> _WRITTEN PROBLEM_
Reproduce the entries exactly.

Extracted records
------------
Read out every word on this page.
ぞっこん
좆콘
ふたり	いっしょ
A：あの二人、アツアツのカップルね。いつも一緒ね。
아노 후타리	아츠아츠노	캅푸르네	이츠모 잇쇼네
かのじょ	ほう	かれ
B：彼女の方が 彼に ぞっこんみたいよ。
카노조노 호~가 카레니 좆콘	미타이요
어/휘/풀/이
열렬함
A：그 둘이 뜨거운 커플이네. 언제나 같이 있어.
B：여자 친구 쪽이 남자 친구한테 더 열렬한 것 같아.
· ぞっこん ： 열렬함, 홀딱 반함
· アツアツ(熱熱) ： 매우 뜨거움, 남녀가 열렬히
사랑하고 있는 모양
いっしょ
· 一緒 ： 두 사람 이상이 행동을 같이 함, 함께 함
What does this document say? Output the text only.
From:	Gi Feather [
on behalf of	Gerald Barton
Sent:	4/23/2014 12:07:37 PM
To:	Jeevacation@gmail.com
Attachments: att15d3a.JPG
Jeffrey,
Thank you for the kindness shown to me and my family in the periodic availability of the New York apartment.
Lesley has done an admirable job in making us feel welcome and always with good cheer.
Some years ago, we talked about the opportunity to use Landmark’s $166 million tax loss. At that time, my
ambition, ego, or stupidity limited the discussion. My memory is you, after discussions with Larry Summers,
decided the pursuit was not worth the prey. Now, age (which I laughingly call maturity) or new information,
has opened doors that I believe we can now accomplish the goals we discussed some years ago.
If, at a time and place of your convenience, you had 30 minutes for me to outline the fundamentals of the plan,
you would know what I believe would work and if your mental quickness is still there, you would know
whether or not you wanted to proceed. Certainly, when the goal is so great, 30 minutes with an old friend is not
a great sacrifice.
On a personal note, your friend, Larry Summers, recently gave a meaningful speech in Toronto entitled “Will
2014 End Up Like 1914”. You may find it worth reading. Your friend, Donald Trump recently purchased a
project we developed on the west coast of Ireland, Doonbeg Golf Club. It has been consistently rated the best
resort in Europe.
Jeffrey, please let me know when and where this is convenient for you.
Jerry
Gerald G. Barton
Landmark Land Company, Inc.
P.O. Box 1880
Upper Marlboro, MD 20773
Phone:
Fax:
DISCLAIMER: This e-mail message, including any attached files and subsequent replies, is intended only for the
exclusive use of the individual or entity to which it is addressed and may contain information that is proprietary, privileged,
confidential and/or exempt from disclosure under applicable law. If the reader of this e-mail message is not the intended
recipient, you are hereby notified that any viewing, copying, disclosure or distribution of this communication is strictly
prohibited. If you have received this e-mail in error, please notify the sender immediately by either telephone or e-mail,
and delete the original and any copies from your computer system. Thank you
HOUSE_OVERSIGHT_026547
------------
> _REPLY TO THE EXERCISE_
Read out every word on this page.
ぞっこん
좆콘
ふたり	いっしょ
A：あの二人、アツアツのカップルね。いつも一緒ね。
아노 후타리	아츠아츠노	캅푸르네	이츠모 잇쇼네
かのじょ	ほう	かれ
B：彼女の方が 彼に ぞっこんみたいよ。
카노조노 호~가 카레니 좆콘	미타이요
어/휘/풀/이
열렬함
A：그 둘이 뜨거운 커플이네. 언제나 같이 있어.
B：여자 친구 쪽이 남자 친구한테 더 열렬한 것 같아.
· ぞっこん ： 열렬함, 홀딱 반함
· アツアツ(熱熱) ： 매우 뜨거움, 남녀가 열렬히
사랑하고 있는 모양
いっしょ
· 一緒 ： 두 사람 이상이 행동을 같이 함, 함께 함
What does this document say? Output the text only.
From:	Gi Feather [
on behalf of	Gerald Barton
Sent:	4/23/2014 12:07:37 PM
To:	Jeevacation@gmail.com
Attachments: att15d3a.JPG
Jeffrey,
Thank you for the kindness shown to me and my family in the periodic availability of the New York apartment.
Lesley has done an admirable job in making us feel welcome and always with good cheer.
Some years ago, we talked about the opportunity to use Landmark’s $166 million tax loss. At that time, my
ambition, ego, or stupidity limited the discussion. My memory is you, after discussions with Larry Summers,
decided the pursuit was not worth the prey. Now, age (which I laughingly call maturity) or new information,
has opened doors that I believe we can now accomplish the goals we discussed some years ago.
If, at a time and place of your convenience, you had 30 minutes for me to outline the fundamentals of the plan,
you would know what I believe would work and if your mental quickness is still there, you would know
whether or not you wanted to proceed. Certainly, when the goal is so great, 30 minutes with an old friend is not
a great sacrifice.
On a personal note, your friend, Larry Summers, recently gave a meaningful speech in Toronto entitled “Will
2014 End Up Like 1914”. You may find it worth reading. Your friend, Donald Trump recently purchased a
project we developed on the west coast of Ireland, Doonbeg Golf Club. It has been consistently rated the best
resort in Europe.
Jeffrey, please let me know when and where this is convenient for you.
Jerry
Gerald G. Barton
Landmark Land Company, Inc.
P.O. Box 1880
Upper Marlboro, MD 20773
Phone:
Fax:
DISCLAIMER: This e-mail message, including any attached files and subsequent replies, is intended only for the
exclusive use of the individual or entity to which it is addressed and may contain information that is proprietary, privileged,
confidential and/or exempt from disclosure under applicable law. If the reader of this e-mail message is not the intended
recipient, you are hereby notified that any viewing, copying, disclosure or distribution of this communication is strictly
prohibited. If you have received this e-mail in error, please notify the sender immediately by either telephone or e-mail,
and delete the original and any copies from your computer system. Thank you
HOUSE_OVERSIGHT_026547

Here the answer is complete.